# EXERCISE TASK:
Using the data beneath, show every line that includes the word "name".

* begin SUPPLIED RECORDS *

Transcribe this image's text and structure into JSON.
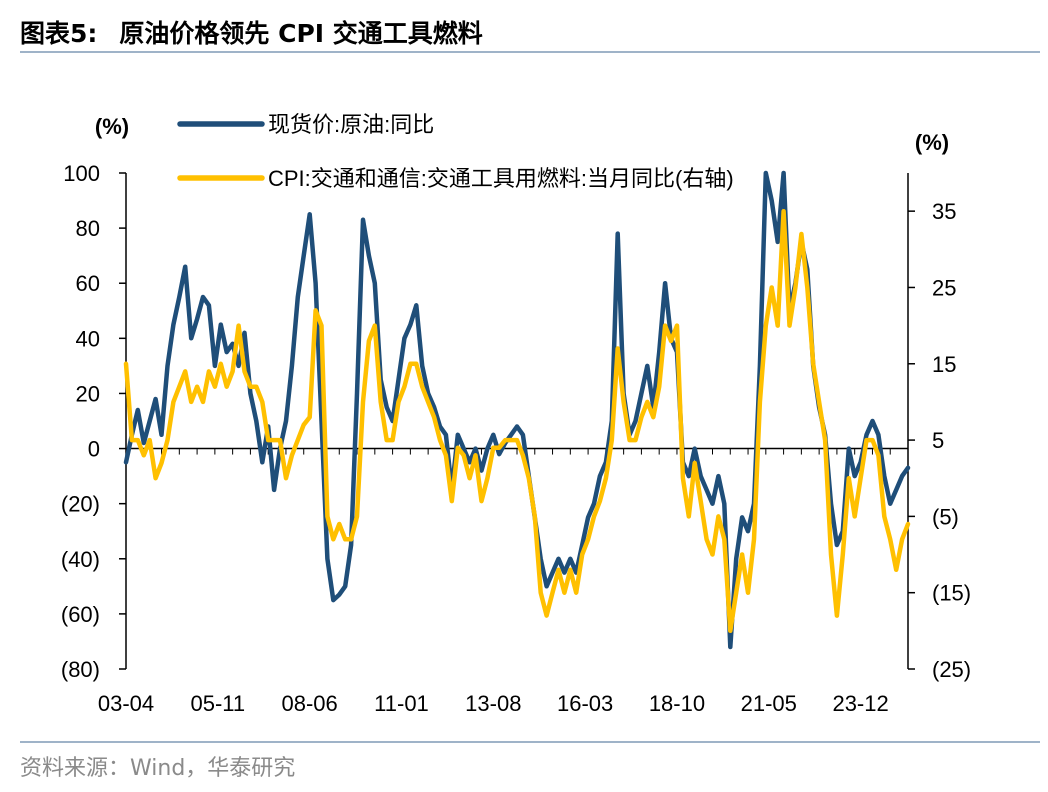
{
  "header": {
    "figure_label": "图表5:",
    "title": "原油价格领先 CPI 交通工具燃料"
  },
  "footer": {
    "source": "资料来源：Wind，华泰研究"
  },
  "chart_data": {
    "type": "line",
    "left_axis": {
      "unit_label": "(%)",
      "range": [
        -80,
        100
      ],
      "ticks": [
        100,
        80,
        60,
        40,
        20,
        0,
        -20,
        -40,
        -60,
        -80
      ],
      "tick_labels": [
        "100",
        "80",
        "60",
        "40",
        "20",
        "0",
        "(20)",
        "(40)",
        "(60)",
        "(80)"
      ]
    },
    "right_axis": {
      "unit_label": "(%)",
      "range": [
        -25,
        40
      ],
      "ticks": [
        35,
        25,
        15,
        5,
        -5,
        -15,
        -25
      ],
      "tick_labels": [
        "35",
        "25",
        "15",
        "5",
        "(5)",
        "(15)",
        "(25)"
      ]
    },
    "x_axis": {
      "tick_labels": [
        "03-04",
        "05-11",
        "08-06",
        "11-01",
        "13-08",
        "16-03",
        "18-10",
        "21-05",
        "23-12"
      ],
      "tick_dates": [
        "2003-04",
        "2005-11",
        "2008-06",
        "2011-01",
        "2013-08",
        "2016-03",
        "2018-10",
        "2021-05",
        "2023-12"
      ],
      "range": [
        "2003-04",
        "2025-04"
      ]
    },
    "legend": {
      "placement": "top-left"
    },
    "grid": false,
    "series": [
      {
        "name": "现货价:原油:同比",
        "axis": "left",
        "color": "#1f4e79",
        "points": [
          [
            "2003-04",
            -5
          ],
          [
            "2003-06",
            5
          ],
          [
            "2003-08",
            14
          ],
          [
            "2003-10",
            2
          ],
          [
            "2003-12",
            10
          ],
          [
            "2004-02",
            18
          ],
          [
            "2004-04",
            5
          ],
          [
            "2004-06",
            30
          ],
          [
            "2004-08",
            45
          ],
          [
            "2004-10",
            55
          ],
          [
            "2004-12",
            66
          ],
          [
            "2005-02",
            40
          ],
          [
            "2005-04",
            47
          ],
          [
            "2005-06",
            55
          ],
          [
            "2005-08",
            52
          ],
          [
            "2005-10",
            30
          ],
          [
            "2005-12",
            45
          ],
          [
            "2006-02",
            35
          ],
          [
            "2006-04",
            38
          ],
          [
            "2006-06",
            30
          ],
          [
            "2006-08",
            42
          ],
          [
            "2006-10",
            20
          ],
          [
            "2006-12",
            10
          ],
          [
            "2007-02",
            -5
          ],
          [
            "2007-04",
            8
          ],
          [
            "2007-06",
            -15
          ],
          [
            "2007-08",
            0
          ],
          [
            "2007-10",
            10
          ],
          [
            "2007-12",
            30
          ],
          [
            "2008-02",
            55
          ],
          [
            "2008-04",
            70
          ],
          [
            "2008-06",
            85
          ],
          [
            "2008-08",
            60
          ],
          [
            "2008-10",
            10
          ],
          [
            "2008-12",
            -40
          ],
          [
            "2009-02",
            -55
          ],
          [
            "2009-04",
            -53
          ],
          [
            "2009-06",
            -50
          ],
          [
            "2009-08",
            -35
          ],
          [
            "2009-10",
            20
          ],
          [
            "2009-12",
            83
          ],
          [
            "2010-02",
            70
          ],
          [
            "2010-04",
            60
          ],
          [
            "2010-06",
            25
          ],
          [
            "2010-08",
            15
          ],
          [
            "2010-10",
            10
          ],
          [
            "2010-12",
            25
          ],
          [
            "2011-02",
            40
          ],
          [
            "2011-04",
            45
          ],
          [
            "2011-06",
            52
          ],
          [
            "2011-08",
            30
          ],
          [
            "2011-10",
            20
          ],
          [
            "2011-12",
            15
          ],
          [
            "2012-02",
            8
          ],
          [
            "2012-04",
            5
          ],
          [
            "2012-06",
            -15
          ],
          [
            "2012-08",
            5
          ],
          [
            "2012-10",
            0
          ],
          [
            "2012-12",
            -5
          ],
          [
            "2013-02",
            0
          ],
          [
            "2013-04",
            -8
          ],
          [
            "2013-06",
            0
          ],
          [
            "2013-08",
            5
          ],
          [
            "2013-10",
            -2
          ],
          [
            "2013-12",
            2
          ],
          [
            "2014-02",
            5
          ],
          [
            "2014-04",
            8
          ],
          [
            "2014-06",
            5
          ],
          [
            "2014-08",
            -10
          ],
          [
            "2014-10",
            -25
          ],
          [
            "2014-12",
            -40
          ],
          [
            "2015-02",
            -50
          ],
          [
            "2015-04",
            -45
          ],
          [
            "2015-06",
            -40
          ],
          [
            "2015-08",
            -45
          ],
          [
            "2015-10",
            -40
          ],
          [
            "2015-12",
            -45
          ],
          [
            "2016-02",
            -35
          ],
          [
            "2016-04",
            -25
          ],
          [
            "2016-06",
            -20
          ],
          [
            "2016-08",
            -10
          ],
          [
            "2016-10",
            -5
          ],
          [
            "2016-12",
            10
          ],
          [
            "2017-02",
            78
          ],
          [
            "2017-04",
            20
          ],
          [
            "2017-06",
            5
          ],
          [
            "2017-08",
            10
          ],
          [
            "2017-10",
            20
          ],
          [
            "2017-12",
            30
          ],
          [
            "2018-02",
            15
          ],
          [
            "2018-04",
            35
          ],
          [
            "2018-06",
            60
          ],
          [
            "2018-08",
            40
          ],
          [
            "2018-10",
            35
          ],
          [
            "2018-12",
            -5
          ],
          [
            "2019-02",
            -10
          ],
          [
            "2019-04",
            0
          ],
          [
            "2019-06",
            -10
          ],
          [
            "2019-08",
            -15
          ],
          [
            "2019-10",
            -20
          ],
          [
            "2019-12",
            -10
          ],
          [
            "2020-02",
            -20
          ],
          [
            "2020-04",
            -72
          ],
          [
            "2020-06",
            -40
          ],
          [
            "2020-08",
            -25
          ],
          [
            "2020-10",
            -30
          ],
          [
            "2020-12",
            -20
          ],
          [
            "2021-02",
            30
          ],
          [
            "2021-04",
            100
          ],
          [
            "2021-06",
            90
          ],
          [
            "2021-08",
            75
          ],
          [
            "2021-10",
            100
          ],
          [
            "2021-12",
            50
          ],
          [
            "2022-02",
            60
          ],
          [
            "2022-04",
            75
          ],
          [
            "2022-06",
            65
          ],
          [
            "2022-08",
            30
          ],
          [
            "2022-10",
            15
          ],
          [
            "2022-12",
            5
          ],
          [
            "2023-02",
            -20
          ],
          [
            "2023-04",
            -35
          ],
          [
            "2023-06",
            -30
          ],
          [
            "2023-08",
            0
          ],
          [
            "2023-10",
            -10
          ],
          [
            "2023-12",
            -5
          ],
          [
            "2024-02",
            5
          ],
          [
            "2024-04",
            10
          ],
          [
            "2024-06",
            5
          ],
          [
            "2024-08",
            -10
          ],
          [
            "2024-10",
            -20
          ],
          [
            "2024-12",
            -15
          ],
          [
            "2025-02",
            -10
          ],
          [
            "2025-04",
            -7
          ]
        ]
      },
      {
        "name": "CPI:交通和通信:交通工具用燃料:当月同比(右轴)",
        "axis": "right",
        "color": "#ffc000",
        "points": [
          [
            "2003-04",
            15
          ],
          [
            "2003-06",
            5
          ],
          [
            "2003-08",
            5
          ],
          [
            "2003-10",
            3
          ],
          [
            "2003-12",
            5
          ],
          [
            "2004-02",
            0
          ],
          [
            "2004-04",
            2
          ],
          [
            "2004-06",
            5
          ],
          [
            "2004-08",
            10
          ],
          [
            "2004-10",
            12
          ],
          [
            "2004-12",
            14
          ],
          [
            "2005-02",
            10
          ],
          [
            "2005-04",
            12
          ],
          [
            "2005-06",
            10
          ],
          [
            "2005-08",
            14
          ],
          [
            "2005-10",
            12
          ],
          [
            "2005-12",
            15
          ],
          [
            "2006-02",
            12
          ],
          [
            "2006-04",
            14
          ],
          [
            "2006-06",
            20
          ],
          [
            "2006-08",
            14
          ],
          [
            "2006-10",
            12
          ],
          [
            "2006-12",
            12
          ],
          [
            "2007-02",
            10
          ],
          [
            "2007-04",
            5
          ],
          [
            "2007-06",
            5
          ],
          [
            "2007-08",
            5
          ],
          [
            "2007-10",
            0
          ],
          [
            "2007-12",
            3
          ],
          [
            "2008-02",
            5
          ],
          [
            "2008-04",
            7
          ],
          [
            "2008-06",
            8
          ],
          [
            "2008-08",
            22
          ],
          [
            "2008-10",
            20
          ],
          [
            "2008-12",
            -5
          ],
          [
            "2009-02",
            -8
          ],
          [
            "2009-04",
            -6
          ],
          [
            "2009-06",
            -8
          ],
          [
            "2009-08",
            -8
          ],
          [
            "2009-10",
            -5
          ],
          [
            "2009-12",
            10
          ],
          [
            "2010-02",
            18
          ],
          [
            "2010-04",
            20
          ],
          [
            "2010-06",
            10
          ],
          [
            "2010-08",
            5
          ],
          [
            "2010-10",
            5
          ],
          [
            "2010-12",
            10
          ],
          [
            "2011-02",
            12
          ],
          [
            "2011-04",
            15
          ],
          [
            "2011-06",
            15
          ],
          [
            "2011-08",
            12
          ],
          [
            "2011-10",
            10
          ],
          [
            "2011-12",
            8
          ],
          [
            "2012-02",
            5
          ],
          [
            "2012-04",
            3
          ],
          [
            "2012-06",
            -3
          ],
          [
            "2012-08",
            4
          ],
          [
            "2012-10",
            3
          ],
          [
            "2012-12",
            0
          ],
          [
            "2013-02",
            3
          ],
          [
            "2013-04",
            -3
          ],
          [
            "2013-06",
            0
          ],
          [
            "2013-08",
            4
          ],
          [
            "2013-10",
            4
          ],
          [
            "2013-12",
            5
          ],
          [
            "2014-02",
            5
          ],
          [
            "2014-04",
            5
          ],
          [
            "2014-06",
            3
          ],
          [
            "2014-08",
            0
          ],
          [
            "2014-10",
            -5
          ],
          [
            "2014-12",
            -15
          ],
          [
            "2015-02",
            -18
          ],
          [
            "2015-04",
            -15
          ],
          [
            "2015-06",
            -12
          ],
          [
            "2015-08",
            -15
          ],
          [
            "2015-10",
            -12
          ],
          [
            "2015-12",
            -15
          ],
          [
            "2016-02",
            -10
          ],
          [
            "2016-04",
            -8
          ],
          [
            "2016-06",
            -5
          ],
          [
            "2016-08",
            -3
          ],
          [
            "2016-10",
            0
          ],
          [
            "2016-12",
            5
          ],
          [
            "2017-02",
            17
          ],
          [
            "2017-04",
            10
          ],
          [
            "2017-06",
            5
          ],
          [
            "2017-08",
            5
          ],
          [
            "2017-10",
            8
          ],
          [
            "2017-12",
            10
          ],
          [
            "2018-02",
            8
          ],
          [
            "2018-04",
            12
          ],
          [
            "2018-06",
            20
          ],
          [
            "2018-08",
            18
          ],
          [
            "2018-10",
            20
          ],
          [
            "2018-12",
            0
          ],
          [
            "2019-02",
            -5
          ],
          [
            "2019-04",
            2
          ],
          [
            "2019-06",
            -3
          ],
          [
            "2019-08",
            -8
          ],
          [
            "2019-10",
            -10
          ],
          [
            "2019-12",
            -5
          ],
          [
            "2020-02",
            -8
          ],
          [
            "2020-04",
            -20
          ],
          [
            "2020-06",
            -15
          ],
          [
            "2020-08",
            -10
          ],
          [
            "2020-10",
            -15
          ],
          [
            "2020-12",
            -8
          ],
          [
            "2021-02",
            10
          ],
          [
            "2021-04",
            20
          ],
          [
            "2021-06",
            25
          ],
          [
            "2021-08",
            20
          ],
          [
            "2021-10",
            35
          ],
          [
            "2021-12",
            20
          ],
          [
            "2022-02",
            25
          ],
          [
            "2022-04",
            32
          ],
          [
            "2022-06",
            25
          ],
          [
            "2022-08",
            15
          ],
          [
            "2022-10",
            10
          ],
          [
            "2022-12",
            5
          ],
          [
            "2023-02",
            -10
          ],
          [
            "2023-04",
            -18
          ],
          [
            "2023-06",
            -10
          ],
          [
            "2023-08",
            0
          ],
          [
            "2023-10",
            -5
          ],
          [
            "2023-12",
            0
          ],
          [
            "2024-02",
            5
          ],
          [
            "2024-04",
            5
          ],
          [
            "2024-06",
            3
          ],
          [
            "2024-08",
            -5
          ],
          [
            "2024-10",
            -8
          ],
          [
            "2024-12",
            -12
          ],
          [
            "2025-02",
            -8
          ],
          [
            "2025-04",
            -6
          ]
        ]
      }
    ]
  }
}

* end SUPPLIED RECORDS *

# FINAL RESULT:
        "name": "现货价:原油:同比",
        "name": "CPI:交通和通信:交通工具用燃料:当月同比(右轴)",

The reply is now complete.